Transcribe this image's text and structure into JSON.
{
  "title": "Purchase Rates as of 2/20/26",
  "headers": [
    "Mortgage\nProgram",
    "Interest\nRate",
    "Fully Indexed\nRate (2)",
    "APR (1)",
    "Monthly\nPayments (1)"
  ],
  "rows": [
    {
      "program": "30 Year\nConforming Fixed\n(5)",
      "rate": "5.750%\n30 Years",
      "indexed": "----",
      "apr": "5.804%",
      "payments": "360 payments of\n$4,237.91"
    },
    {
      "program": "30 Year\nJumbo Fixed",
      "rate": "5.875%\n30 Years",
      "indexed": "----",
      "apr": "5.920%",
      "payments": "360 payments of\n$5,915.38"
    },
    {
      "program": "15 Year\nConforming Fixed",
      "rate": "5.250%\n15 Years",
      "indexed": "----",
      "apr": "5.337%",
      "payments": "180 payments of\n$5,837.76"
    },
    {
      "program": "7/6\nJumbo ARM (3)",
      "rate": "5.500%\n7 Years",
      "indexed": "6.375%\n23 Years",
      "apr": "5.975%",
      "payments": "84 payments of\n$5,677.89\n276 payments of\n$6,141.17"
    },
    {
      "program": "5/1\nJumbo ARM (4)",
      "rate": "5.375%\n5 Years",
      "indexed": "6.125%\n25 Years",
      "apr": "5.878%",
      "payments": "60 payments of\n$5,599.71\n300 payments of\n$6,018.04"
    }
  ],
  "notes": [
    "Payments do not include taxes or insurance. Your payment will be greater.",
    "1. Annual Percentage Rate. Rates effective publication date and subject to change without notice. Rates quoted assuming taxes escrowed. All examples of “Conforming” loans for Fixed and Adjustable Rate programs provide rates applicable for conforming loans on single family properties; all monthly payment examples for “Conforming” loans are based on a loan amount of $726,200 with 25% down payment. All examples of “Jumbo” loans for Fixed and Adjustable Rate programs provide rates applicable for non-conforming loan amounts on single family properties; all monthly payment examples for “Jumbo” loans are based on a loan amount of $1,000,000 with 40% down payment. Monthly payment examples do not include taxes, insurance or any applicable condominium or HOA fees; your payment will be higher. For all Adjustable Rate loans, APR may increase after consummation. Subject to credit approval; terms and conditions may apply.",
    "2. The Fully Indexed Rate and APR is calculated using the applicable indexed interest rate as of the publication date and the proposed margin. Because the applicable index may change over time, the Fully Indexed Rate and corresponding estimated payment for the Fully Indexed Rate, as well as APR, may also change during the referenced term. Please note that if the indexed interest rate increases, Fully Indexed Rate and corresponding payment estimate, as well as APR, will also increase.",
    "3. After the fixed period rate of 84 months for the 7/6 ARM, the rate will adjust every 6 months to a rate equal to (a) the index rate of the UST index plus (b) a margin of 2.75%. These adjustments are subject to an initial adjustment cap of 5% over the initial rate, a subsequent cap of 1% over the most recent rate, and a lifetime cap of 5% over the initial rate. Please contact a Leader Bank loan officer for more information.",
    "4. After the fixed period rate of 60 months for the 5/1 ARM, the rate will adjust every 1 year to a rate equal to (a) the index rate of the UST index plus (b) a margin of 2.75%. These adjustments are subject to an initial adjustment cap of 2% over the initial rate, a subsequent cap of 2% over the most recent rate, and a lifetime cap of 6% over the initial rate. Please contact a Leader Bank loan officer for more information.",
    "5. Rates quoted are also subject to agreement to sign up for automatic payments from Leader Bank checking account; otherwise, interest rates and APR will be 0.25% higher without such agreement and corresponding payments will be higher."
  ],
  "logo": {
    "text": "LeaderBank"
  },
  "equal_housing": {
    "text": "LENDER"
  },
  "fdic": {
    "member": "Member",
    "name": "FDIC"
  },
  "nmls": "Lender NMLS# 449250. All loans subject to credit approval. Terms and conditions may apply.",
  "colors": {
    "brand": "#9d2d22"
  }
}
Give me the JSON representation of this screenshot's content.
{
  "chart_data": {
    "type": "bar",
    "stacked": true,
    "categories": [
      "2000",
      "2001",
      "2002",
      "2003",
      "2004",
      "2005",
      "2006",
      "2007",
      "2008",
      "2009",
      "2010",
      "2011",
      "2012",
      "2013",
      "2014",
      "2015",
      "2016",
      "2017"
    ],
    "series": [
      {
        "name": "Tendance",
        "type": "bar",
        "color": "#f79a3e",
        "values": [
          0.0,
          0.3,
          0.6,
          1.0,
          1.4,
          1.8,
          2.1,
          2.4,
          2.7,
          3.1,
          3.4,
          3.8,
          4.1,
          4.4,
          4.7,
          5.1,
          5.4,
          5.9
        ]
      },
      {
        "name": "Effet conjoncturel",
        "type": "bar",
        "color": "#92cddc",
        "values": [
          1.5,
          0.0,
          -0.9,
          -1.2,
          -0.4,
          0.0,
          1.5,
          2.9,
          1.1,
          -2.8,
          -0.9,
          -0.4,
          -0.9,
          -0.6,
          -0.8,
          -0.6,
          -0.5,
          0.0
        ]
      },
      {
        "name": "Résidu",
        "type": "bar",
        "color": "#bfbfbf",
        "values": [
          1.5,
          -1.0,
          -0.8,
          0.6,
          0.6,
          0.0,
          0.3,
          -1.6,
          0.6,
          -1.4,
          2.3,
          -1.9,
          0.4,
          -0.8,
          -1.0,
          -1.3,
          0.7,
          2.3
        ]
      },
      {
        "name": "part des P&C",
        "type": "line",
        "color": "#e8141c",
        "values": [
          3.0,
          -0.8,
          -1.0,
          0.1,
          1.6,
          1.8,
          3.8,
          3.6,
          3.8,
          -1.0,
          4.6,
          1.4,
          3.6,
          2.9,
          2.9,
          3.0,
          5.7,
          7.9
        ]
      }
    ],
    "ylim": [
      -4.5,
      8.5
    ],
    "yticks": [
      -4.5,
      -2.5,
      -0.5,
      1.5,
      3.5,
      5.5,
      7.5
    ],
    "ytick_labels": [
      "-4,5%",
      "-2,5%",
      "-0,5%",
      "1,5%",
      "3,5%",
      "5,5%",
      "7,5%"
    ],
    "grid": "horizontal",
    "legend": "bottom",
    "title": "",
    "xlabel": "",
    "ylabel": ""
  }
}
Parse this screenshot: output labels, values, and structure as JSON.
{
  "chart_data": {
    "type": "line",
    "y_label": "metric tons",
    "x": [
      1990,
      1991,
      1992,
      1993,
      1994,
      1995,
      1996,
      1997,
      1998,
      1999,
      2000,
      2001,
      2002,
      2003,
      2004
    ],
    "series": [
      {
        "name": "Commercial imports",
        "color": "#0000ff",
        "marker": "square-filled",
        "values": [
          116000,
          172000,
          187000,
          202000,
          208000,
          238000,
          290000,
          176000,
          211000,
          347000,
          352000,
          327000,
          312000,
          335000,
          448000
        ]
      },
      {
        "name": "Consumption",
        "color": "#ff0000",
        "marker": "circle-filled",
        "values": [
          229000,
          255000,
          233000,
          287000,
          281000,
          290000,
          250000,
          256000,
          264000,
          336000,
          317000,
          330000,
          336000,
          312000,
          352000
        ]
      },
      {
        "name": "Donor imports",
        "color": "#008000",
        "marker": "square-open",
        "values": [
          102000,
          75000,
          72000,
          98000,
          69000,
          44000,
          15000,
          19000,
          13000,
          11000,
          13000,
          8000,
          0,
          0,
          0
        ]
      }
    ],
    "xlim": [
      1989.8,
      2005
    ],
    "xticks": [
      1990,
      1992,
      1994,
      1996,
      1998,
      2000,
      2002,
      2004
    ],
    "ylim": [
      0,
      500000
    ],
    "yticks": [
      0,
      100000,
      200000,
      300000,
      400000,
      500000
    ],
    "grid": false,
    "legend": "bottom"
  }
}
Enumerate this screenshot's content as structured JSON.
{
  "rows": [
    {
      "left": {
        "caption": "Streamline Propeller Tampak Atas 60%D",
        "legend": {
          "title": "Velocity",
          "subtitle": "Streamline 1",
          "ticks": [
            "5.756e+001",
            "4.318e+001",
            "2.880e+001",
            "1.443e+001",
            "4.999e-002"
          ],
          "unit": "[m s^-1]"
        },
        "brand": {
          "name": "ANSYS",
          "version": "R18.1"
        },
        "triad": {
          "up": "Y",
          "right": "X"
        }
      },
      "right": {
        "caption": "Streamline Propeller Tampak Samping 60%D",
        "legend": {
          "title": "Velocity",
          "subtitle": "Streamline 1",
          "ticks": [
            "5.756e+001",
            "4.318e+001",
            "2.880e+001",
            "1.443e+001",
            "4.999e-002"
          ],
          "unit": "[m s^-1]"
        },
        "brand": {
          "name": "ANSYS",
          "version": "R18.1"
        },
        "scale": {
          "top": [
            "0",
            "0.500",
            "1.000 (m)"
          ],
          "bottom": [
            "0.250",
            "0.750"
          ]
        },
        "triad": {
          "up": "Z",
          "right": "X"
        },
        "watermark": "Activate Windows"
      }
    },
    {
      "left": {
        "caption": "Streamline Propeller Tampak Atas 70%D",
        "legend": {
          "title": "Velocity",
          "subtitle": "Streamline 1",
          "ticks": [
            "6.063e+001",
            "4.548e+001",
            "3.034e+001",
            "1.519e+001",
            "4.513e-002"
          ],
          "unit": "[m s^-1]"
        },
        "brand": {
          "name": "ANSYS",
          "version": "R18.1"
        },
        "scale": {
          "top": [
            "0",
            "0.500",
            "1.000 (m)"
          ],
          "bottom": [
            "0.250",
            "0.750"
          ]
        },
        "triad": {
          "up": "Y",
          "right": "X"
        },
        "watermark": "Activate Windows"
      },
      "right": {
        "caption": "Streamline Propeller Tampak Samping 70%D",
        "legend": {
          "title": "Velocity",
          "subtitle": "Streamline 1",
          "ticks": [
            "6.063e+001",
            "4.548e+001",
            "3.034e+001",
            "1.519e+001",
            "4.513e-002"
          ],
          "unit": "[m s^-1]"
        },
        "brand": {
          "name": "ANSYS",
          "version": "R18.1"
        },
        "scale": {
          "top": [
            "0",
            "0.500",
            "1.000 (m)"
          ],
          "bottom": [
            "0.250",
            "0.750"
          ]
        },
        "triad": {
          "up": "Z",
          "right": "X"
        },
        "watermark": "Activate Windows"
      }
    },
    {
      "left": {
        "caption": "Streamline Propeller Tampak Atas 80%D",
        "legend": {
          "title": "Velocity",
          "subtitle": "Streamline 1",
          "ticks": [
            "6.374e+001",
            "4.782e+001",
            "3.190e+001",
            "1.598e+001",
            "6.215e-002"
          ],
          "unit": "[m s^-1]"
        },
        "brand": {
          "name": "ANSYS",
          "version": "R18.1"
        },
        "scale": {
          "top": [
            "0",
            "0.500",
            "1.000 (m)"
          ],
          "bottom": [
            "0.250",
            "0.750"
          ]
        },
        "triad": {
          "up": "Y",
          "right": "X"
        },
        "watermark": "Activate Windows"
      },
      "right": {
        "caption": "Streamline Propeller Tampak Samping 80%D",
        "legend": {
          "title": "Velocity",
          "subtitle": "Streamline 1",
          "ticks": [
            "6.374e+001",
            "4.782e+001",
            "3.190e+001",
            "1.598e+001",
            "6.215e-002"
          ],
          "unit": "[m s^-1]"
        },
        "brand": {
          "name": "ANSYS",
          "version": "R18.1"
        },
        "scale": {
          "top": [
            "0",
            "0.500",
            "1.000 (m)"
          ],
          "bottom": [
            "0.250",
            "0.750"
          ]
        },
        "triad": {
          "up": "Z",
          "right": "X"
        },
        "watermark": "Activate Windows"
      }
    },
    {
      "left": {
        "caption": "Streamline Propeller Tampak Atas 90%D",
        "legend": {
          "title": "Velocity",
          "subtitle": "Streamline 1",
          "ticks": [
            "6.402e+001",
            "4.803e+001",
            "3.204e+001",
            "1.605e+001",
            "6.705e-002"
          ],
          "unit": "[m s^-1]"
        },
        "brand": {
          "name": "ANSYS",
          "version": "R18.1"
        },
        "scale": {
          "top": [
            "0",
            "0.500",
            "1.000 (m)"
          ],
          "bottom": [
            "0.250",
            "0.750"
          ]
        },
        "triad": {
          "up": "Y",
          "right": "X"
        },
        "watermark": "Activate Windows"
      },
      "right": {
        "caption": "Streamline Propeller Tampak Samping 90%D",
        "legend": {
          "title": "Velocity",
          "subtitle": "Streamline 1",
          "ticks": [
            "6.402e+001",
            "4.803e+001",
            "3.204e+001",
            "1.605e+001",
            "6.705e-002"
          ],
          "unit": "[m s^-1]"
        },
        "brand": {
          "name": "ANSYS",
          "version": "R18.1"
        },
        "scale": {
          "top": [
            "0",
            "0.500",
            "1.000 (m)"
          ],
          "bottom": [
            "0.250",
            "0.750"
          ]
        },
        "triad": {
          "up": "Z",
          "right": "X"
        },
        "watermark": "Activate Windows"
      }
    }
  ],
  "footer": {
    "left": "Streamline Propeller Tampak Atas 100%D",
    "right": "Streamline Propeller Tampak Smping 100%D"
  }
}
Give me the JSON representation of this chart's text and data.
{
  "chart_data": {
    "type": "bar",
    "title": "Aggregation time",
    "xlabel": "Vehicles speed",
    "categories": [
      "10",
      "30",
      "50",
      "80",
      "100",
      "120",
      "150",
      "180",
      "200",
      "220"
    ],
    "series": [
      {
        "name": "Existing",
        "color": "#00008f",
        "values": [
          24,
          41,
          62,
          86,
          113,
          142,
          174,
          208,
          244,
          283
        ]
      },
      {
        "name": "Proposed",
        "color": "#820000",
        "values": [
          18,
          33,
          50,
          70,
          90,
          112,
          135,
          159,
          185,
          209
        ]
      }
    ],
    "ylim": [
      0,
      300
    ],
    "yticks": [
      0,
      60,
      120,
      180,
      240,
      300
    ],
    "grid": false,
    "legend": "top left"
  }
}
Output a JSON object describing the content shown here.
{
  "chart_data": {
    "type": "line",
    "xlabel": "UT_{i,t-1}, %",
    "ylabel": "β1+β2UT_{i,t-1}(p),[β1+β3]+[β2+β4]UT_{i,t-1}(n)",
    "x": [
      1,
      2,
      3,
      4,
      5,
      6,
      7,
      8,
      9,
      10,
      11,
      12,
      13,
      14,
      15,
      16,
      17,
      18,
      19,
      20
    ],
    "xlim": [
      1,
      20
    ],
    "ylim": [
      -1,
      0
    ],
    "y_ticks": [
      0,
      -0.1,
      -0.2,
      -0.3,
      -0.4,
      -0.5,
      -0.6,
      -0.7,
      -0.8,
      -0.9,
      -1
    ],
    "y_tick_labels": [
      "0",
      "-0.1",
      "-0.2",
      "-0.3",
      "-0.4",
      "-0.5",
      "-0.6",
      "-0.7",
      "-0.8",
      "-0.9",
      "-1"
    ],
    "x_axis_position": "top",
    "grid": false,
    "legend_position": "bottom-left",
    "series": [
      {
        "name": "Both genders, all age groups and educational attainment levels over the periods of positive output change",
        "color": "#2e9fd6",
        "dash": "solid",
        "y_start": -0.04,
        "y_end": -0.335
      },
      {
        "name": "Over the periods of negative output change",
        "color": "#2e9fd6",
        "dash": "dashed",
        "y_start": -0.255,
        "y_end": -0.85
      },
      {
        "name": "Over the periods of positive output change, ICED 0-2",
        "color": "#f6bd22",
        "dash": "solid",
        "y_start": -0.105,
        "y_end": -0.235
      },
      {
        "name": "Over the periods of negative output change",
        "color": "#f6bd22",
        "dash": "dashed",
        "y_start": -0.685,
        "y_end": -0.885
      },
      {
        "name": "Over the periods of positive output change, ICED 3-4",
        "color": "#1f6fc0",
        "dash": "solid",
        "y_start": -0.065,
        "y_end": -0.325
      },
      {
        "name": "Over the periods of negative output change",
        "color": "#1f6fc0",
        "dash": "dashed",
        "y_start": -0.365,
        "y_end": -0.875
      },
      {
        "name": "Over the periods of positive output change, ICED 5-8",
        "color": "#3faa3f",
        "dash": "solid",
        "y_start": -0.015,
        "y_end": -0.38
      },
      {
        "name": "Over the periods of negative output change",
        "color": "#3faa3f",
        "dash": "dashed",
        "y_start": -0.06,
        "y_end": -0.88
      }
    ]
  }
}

● ● ● ● ● ● ●

• **What the task asks**: Check every line for "Samping" and show the ones that have it.

• **Problem solution**:
        "caption": "Streamline Propeller Tampak Samping 60%D",
        "caption": "Streamline Propeller Tampak Samping 70%D",
        "caption": "Streamline Propeller Tampak Samping 80%D",
        "caption": "Streamline Propeller Tampak Samping 90%D",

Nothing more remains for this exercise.